** Task to carry out **
Reproduce the lines of the material verbatim, from the line with "y-tick-label: 0.15 [45, 63, 76, 80]" to the line with "x-axis-label: Time (s) [595, 378, 660, 398]", both included.

** Excerpts from a layout annotation set **

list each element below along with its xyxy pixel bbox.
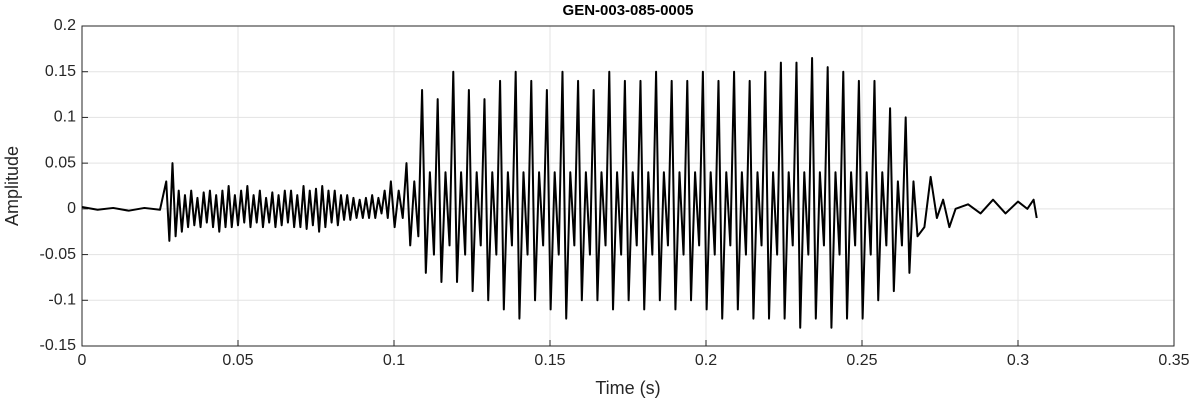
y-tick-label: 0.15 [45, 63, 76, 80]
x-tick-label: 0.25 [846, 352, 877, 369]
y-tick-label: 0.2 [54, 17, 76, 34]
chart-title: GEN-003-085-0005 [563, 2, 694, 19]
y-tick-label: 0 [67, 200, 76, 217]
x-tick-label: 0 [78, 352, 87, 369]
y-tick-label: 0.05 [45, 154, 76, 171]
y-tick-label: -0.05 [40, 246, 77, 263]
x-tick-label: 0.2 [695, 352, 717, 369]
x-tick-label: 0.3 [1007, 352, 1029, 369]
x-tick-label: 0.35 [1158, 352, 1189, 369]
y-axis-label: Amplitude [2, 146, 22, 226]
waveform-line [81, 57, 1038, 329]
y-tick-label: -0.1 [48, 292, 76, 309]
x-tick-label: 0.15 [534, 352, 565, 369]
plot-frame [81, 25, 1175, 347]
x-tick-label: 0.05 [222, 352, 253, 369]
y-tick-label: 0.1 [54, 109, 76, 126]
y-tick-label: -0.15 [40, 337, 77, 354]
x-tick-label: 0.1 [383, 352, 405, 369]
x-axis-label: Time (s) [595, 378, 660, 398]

---

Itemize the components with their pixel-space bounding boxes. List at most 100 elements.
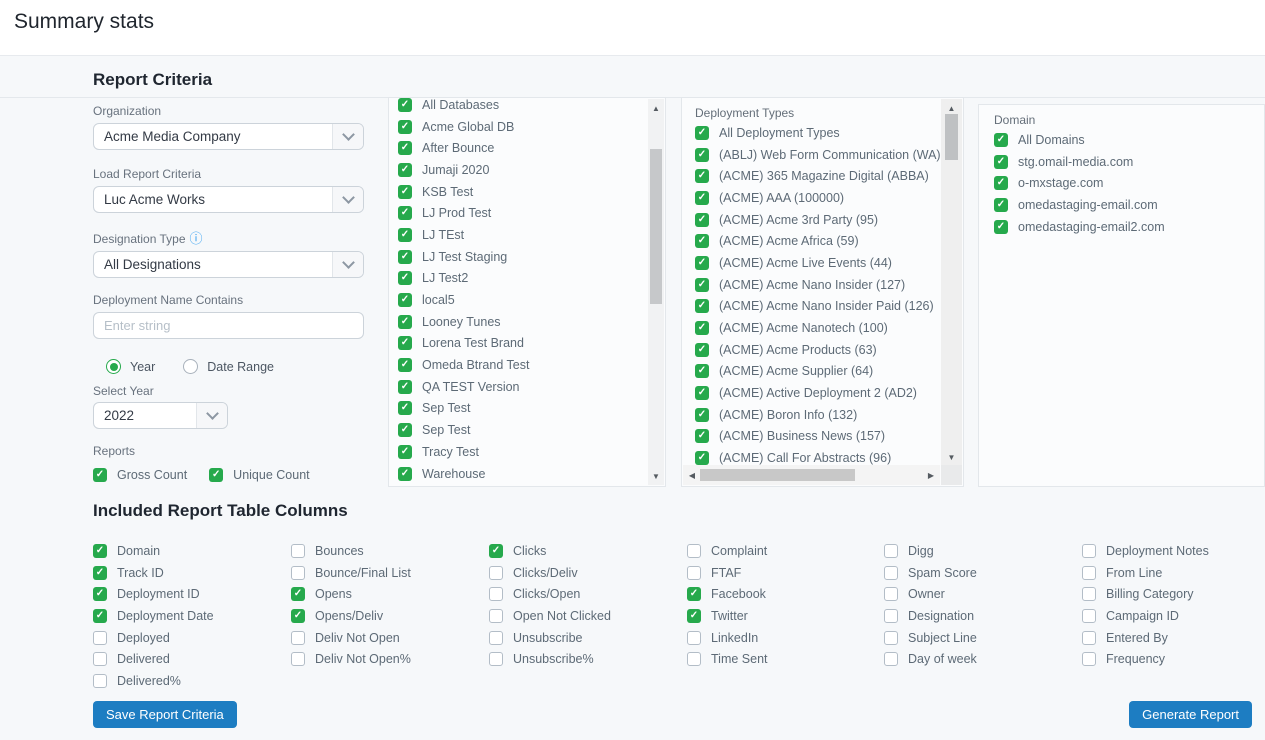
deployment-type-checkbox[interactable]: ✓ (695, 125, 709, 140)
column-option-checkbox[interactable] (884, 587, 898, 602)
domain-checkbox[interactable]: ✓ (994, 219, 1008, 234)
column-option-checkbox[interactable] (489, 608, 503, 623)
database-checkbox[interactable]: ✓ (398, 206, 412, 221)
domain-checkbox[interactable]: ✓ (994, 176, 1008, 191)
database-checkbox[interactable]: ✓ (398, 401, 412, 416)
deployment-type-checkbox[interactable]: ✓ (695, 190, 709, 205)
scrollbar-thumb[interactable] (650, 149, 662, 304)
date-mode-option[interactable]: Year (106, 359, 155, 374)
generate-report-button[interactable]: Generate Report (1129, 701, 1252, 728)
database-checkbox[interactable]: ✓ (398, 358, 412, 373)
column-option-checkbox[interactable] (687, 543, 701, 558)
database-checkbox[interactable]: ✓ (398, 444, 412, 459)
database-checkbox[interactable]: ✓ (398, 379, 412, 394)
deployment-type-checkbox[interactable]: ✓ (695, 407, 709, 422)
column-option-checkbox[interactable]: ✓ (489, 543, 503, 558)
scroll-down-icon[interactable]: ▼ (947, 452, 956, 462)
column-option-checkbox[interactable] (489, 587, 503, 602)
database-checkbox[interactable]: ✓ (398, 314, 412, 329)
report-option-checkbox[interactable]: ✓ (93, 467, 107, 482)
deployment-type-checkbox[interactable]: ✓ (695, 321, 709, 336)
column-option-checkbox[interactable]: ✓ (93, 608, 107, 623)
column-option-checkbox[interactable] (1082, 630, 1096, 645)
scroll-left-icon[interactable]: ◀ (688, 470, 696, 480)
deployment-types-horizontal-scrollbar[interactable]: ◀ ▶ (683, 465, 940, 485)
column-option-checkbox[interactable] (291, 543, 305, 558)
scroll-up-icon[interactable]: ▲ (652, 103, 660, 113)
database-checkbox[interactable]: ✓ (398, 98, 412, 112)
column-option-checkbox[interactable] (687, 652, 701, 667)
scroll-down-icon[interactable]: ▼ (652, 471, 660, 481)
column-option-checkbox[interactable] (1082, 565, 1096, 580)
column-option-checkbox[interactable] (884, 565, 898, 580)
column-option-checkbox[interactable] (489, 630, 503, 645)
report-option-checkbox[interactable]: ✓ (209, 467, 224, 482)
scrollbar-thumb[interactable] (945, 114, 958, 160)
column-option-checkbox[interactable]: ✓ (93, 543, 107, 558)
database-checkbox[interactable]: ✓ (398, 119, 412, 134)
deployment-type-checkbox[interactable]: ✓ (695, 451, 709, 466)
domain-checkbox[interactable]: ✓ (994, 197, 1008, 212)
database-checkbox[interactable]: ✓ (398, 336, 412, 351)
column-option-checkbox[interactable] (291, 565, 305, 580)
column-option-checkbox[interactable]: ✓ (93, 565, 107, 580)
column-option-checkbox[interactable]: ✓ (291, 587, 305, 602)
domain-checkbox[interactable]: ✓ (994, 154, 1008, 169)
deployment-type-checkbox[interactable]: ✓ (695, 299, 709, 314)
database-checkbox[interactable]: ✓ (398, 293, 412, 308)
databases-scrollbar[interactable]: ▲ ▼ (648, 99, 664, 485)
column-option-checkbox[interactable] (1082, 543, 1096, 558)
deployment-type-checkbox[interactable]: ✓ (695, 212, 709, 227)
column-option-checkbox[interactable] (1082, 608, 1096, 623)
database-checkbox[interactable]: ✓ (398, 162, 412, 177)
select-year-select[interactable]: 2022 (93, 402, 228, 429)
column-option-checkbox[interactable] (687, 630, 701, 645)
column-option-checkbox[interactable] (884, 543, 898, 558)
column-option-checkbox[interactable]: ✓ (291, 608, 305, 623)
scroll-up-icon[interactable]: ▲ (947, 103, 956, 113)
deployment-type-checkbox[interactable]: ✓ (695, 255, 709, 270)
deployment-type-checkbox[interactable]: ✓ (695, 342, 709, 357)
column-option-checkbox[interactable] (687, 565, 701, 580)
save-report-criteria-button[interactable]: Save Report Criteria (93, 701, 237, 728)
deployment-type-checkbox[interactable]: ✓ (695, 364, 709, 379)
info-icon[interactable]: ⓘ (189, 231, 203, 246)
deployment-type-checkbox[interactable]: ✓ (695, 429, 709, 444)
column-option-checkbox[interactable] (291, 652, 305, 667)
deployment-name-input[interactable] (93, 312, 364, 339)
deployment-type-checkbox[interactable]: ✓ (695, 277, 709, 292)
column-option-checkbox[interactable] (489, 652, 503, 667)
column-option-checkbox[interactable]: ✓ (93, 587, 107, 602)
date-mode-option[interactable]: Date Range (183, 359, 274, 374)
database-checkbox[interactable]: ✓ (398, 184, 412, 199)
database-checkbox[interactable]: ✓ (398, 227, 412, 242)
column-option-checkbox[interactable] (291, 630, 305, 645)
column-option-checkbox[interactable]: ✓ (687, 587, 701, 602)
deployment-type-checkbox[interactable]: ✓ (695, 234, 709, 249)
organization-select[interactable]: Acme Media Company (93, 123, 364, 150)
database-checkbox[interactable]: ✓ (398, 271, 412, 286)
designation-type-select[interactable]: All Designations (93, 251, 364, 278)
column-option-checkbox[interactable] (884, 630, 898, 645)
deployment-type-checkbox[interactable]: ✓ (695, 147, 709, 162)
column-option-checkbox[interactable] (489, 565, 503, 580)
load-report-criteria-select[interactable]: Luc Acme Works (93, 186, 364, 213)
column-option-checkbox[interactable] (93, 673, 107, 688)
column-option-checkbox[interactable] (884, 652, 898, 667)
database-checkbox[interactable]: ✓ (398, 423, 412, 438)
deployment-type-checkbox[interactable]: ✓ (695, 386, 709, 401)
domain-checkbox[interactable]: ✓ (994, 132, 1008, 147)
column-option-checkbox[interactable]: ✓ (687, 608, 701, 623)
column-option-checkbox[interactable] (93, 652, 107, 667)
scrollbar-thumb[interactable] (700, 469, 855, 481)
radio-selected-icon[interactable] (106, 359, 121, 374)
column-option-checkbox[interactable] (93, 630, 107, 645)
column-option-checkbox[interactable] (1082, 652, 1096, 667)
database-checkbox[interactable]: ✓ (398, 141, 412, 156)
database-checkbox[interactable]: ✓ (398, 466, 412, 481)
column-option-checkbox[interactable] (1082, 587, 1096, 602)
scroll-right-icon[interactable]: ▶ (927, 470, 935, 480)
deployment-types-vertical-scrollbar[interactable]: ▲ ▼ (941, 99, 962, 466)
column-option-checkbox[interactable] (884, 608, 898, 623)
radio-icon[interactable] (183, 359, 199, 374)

** Worked solution **
y-tick-label: 0.15 [45, 63, 76, 80]
x-tick-label: 0.25 [846, 352, 877, 369]
y-tick-label: 0.2 [54, 17, 76, 34]
chart-title: GEN-003-085-0005 [563, 2, 694, 19]
y-tick-label: 0 [67, 200, 76, 217]
x-tick-label: 0 [78, 352, 87, 369]
y-tick-label: 0.05 [45, 154, 76, 171]
y-tick-label: -0.05 [40, 246, 77, 263]
x-tick-label: 0.2 [695, 352, 717, 369]
x-tick-label: 0.3 [1007, 352, 1029, 369]
x-tick-label: 0.35 [1158, 352, 1189, 369]
y-axis-label: Amplitude [2, 146, 22, 226]
waveform-line [81, 57, 1038, 329]
y-tick-label: -0.1 [48, 292, 76, 309]
x-tick-label: 0.15 [534, 352, 565, 369]
plot-frame [81, 25, 1175, 347]
x-tick-label: 0.05 [222, 352, 253, 369]
y-tick-label: 0.1 [54, 109, 76, 126]
y-tick-label: -0.15 [40, 337, 77, 354]
x-tick-label: 0.1 [383, 352, 405, 369]
x-axis-label: Time (s) [595, 378, 660, 398]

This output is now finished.